- [TASK]: Omit all pictures. Copy the rest of the material exactly.

- [INPUT MATERIAL]:

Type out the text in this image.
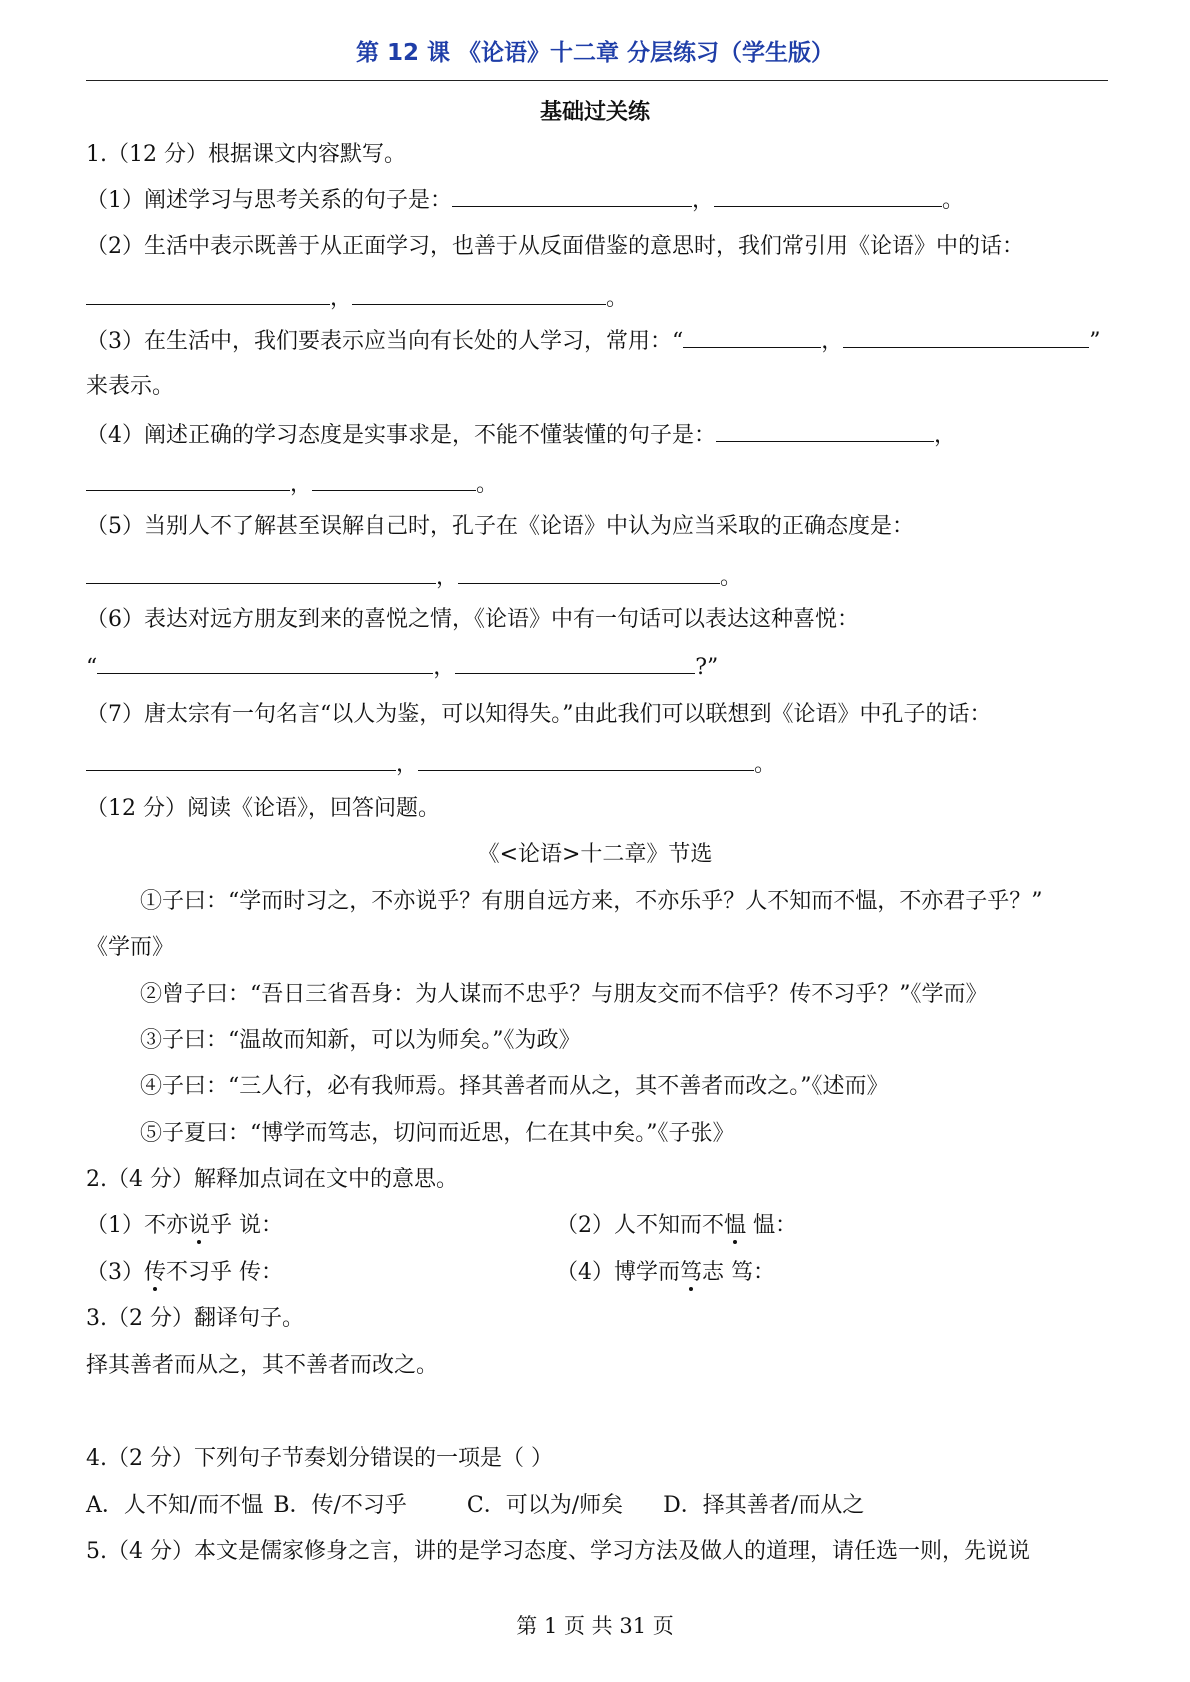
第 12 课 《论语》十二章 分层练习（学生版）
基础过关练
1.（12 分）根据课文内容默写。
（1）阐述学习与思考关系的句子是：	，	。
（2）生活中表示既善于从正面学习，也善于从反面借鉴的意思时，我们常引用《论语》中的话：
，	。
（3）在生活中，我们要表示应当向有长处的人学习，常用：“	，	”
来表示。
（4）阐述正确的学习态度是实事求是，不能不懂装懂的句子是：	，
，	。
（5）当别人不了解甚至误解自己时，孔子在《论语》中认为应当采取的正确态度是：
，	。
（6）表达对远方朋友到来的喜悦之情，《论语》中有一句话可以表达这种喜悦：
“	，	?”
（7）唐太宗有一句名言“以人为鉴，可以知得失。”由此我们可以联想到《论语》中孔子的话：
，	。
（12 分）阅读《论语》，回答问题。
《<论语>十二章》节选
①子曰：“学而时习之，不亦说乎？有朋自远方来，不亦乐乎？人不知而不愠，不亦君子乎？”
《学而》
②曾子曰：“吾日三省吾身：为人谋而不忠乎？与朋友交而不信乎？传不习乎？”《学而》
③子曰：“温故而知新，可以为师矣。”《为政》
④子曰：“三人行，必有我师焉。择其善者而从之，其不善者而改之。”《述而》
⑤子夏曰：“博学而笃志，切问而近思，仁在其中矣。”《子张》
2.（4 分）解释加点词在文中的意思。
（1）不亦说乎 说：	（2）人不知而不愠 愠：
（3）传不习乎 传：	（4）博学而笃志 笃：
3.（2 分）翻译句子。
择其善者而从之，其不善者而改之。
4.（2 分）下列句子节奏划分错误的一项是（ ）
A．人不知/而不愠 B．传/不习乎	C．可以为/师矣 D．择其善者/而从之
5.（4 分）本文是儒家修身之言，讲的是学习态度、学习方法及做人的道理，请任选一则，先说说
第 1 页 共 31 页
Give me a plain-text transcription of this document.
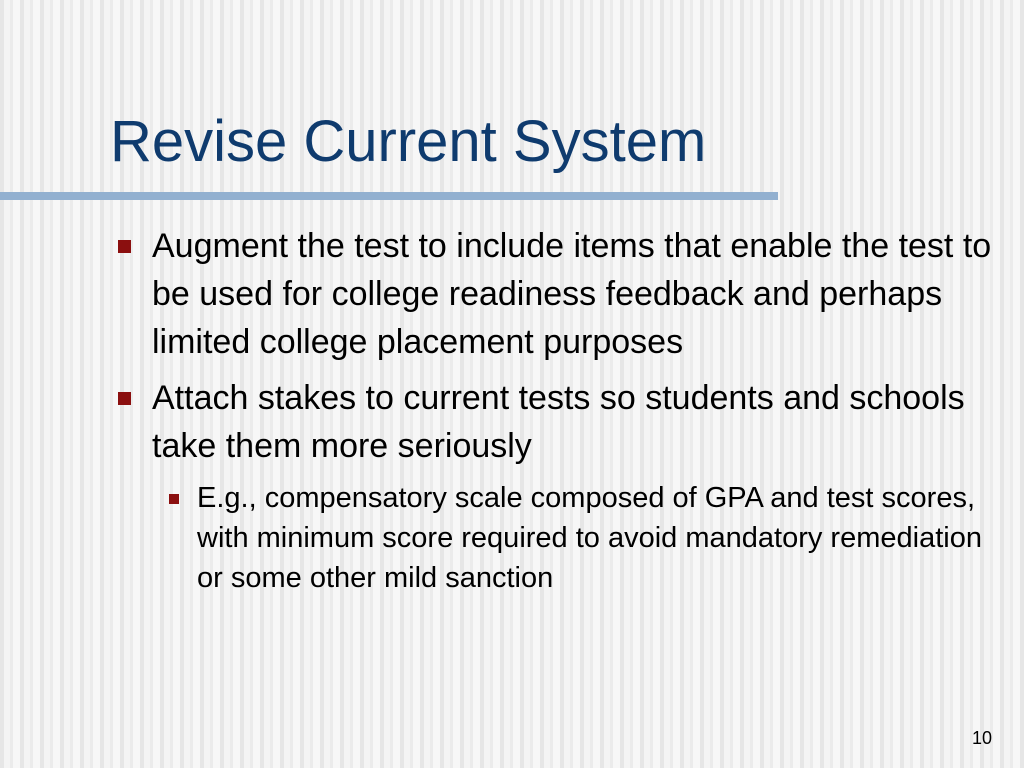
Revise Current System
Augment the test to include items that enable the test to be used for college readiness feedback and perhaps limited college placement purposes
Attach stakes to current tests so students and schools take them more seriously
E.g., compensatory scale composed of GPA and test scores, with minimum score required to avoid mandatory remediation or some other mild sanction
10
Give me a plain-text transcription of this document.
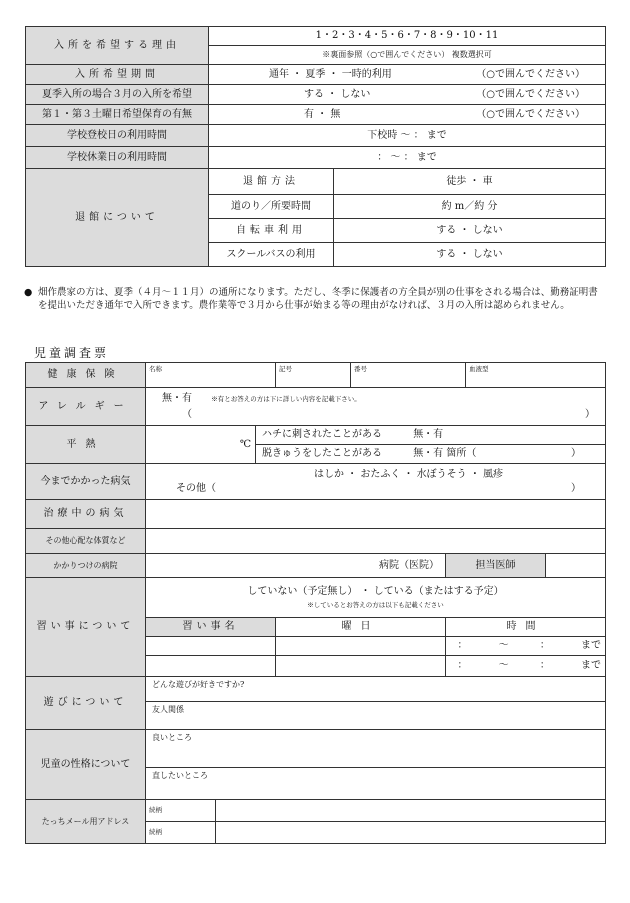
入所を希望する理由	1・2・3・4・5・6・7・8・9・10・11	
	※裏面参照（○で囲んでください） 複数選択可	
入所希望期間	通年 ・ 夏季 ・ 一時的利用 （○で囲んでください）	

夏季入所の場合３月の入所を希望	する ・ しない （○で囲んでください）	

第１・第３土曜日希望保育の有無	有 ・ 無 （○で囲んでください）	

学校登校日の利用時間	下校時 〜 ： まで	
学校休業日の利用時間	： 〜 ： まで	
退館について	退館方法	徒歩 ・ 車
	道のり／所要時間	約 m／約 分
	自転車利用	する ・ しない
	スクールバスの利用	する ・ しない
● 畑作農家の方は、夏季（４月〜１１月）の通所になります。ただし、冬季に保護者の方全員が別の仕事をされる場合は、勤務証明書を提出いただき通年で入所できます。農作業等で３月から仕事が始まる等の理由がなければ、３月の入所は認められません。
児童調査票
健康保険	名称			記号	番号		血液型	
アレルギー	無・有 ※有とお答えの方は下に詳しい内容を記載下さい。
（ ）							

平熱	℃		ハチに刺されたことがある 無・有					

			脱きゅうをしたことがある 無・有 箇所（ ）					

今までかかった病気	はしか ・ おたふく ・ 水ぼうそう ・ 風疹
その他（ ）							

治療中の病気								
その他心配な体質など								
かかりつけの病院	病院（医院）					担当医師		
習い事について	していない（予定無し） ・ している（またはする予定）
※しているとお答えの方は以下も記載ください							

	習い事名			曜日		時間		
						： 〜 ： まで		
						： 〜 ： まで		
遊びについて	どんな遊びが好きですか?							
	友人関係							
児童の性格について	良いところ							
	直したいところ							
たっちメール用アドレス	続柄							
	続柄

- [REPLY]:
Type out the text in this image.
第 12 课 《论语》十二章 分层练习（学生版）
基础过关练
1.（12 分）根据课文内容默写。
（1）阐述学习与思考关系的句子是：	，	。
（2）生活中表示既善于从正面学习，也善于从反面借鉴的意思时，我们常引用《论语》中的话：
，	。
（3）在生活中，我们要表示应当向有长处的人学习，常用：“	，	”
来表示。
（4）阐述正确的学习态度是实事求是，不能不懂装懂的句子是：	，
，	。
（5）当别人不了解甚至误解自己时，孔子在《论语》中认为应当采取的正确态度是：
，	。
（6）表达对远方朋友到来的喜悦之情，《论语》中有一句话可以表达这种喜悦：
“	，	?”
（7）唐太宗有一句名言“以人为鉴，可以知得失。”由此我们可以联想到《论语》中孔子的话：
，	。
（12 分）阅读《论语》，回答问题。
《<论语>十二章》节选
①子曰：“学而时习之，不亦说乎？有朋自远方来，不亦乐乎？人不知而不愠，不亦君子乎？”
《学而》
②曾子曰：“吾日三省吾身：为人谋而不忠乎？与朋友交而不信乎？传不习乎？”《学而》
③子曰：“温故而知新，可以为师矣。”《为政》
④子曰：“三人行，必有我师焉。择其善者而从之，其不善者而改之。”《述而》
⑤子夏曰：“博学而笃志，切问而近思，仁在其中矣。”《子张》
2.（4 分）解释加点词在文中的意思。
（1）不亦说乎 说：	（2）人不知而不愠 愠：
（3）传不习乎 传：	（4）博学而笃志 笃：
3.（2 分）翻译句子。
择其善者而从之，其不善者而改之。
4.（2 分）下列句子节奏划分错误的一项是（ ）
A．人不知/而不愠 B．传/不习乎	C．可以为/师矣 D．择其善者/而从之
5.（4 分）本文是儒家修身之言，讲的是学习态度、学习方法及做人的道理，请任选一则，先说说
第 1 页 共 31 页
Give me a plain-text transcription of this document.
Revise Current System
Augment the test to include items that enable the test to be used for college readiness feedback and perhaps limited college placement purposes
Attach stakes to current tests so students and schools take them more seriously
E.g., compensatory scale composed of GPA and test scores, with minimum score required to avoid mandatory remediation or some other mild sanction
10
Give me a plain-text transcription of this document.
入所を希望する理由	1・2・3・4・5・6・7・8・9・10・11	
	※裏面参照（○で囲んでください） 複数選択可	
入所希望期間	通年 ・ 夏季 ・ 一時的利用 （○で囲んでください）	

夏季入所の場合３月の入所を希望	する ・ しない （○で囲んでください）	

第１・第３土曜日希望保育の有無	有 ・ 無 （○で囲んでください）	

学校登校日の利用時間	下校時 〜 ： まで	
学校休業日の利用時間	： 〜 ： まで	
退館について	退館方法	徒歩 ・ 車
	道のり／所要時間	約 m／約 分
	自転車利用	する ・ しない
	スクールバスの利用	する ・ しない
● 畑作農家の方は、夏季（４月〜１１月）の通所になります。ただし、冬季に保護者の方全員が別の仕事をされる場合は、勤務証明書を提出いただき通年で入所できます。農作業等で３月から仕事が始まる等の理由がなければ、３月の入所は認められません。
児童調査票
健康保険	名称			記号	番号		血液型	
アレルギー	無・有 ※有とお答えの方は下に詳しい内容を記載下さい。
（ ）							

平熱	℃		ハチに刺されたことがある 無・有					

			脱きゅうをしたことがある 無・有 箇所（ ）					

今までかかった病気	はしか ・ おたふく ・ 水ぼうそう ・ 風疹
その他（ ）							

治療中の病気								
その他心配な体質など								
かかりつけの病院	病院（医院）					担当医師		
習い事について	していない（予定無し） ・ している（またはする予定）
※しているとお答えの方は以下も記載ください							

	習い事名			曜日		時間		
						： 〜 ： まで		
						： 〜 ： まで		
遊びについて	どんな遊びが好きですか?							
	友人関係							
児童の性格について	良いところ							
	直したいところ							
たっちメール用アドレス	続柄							
	続柄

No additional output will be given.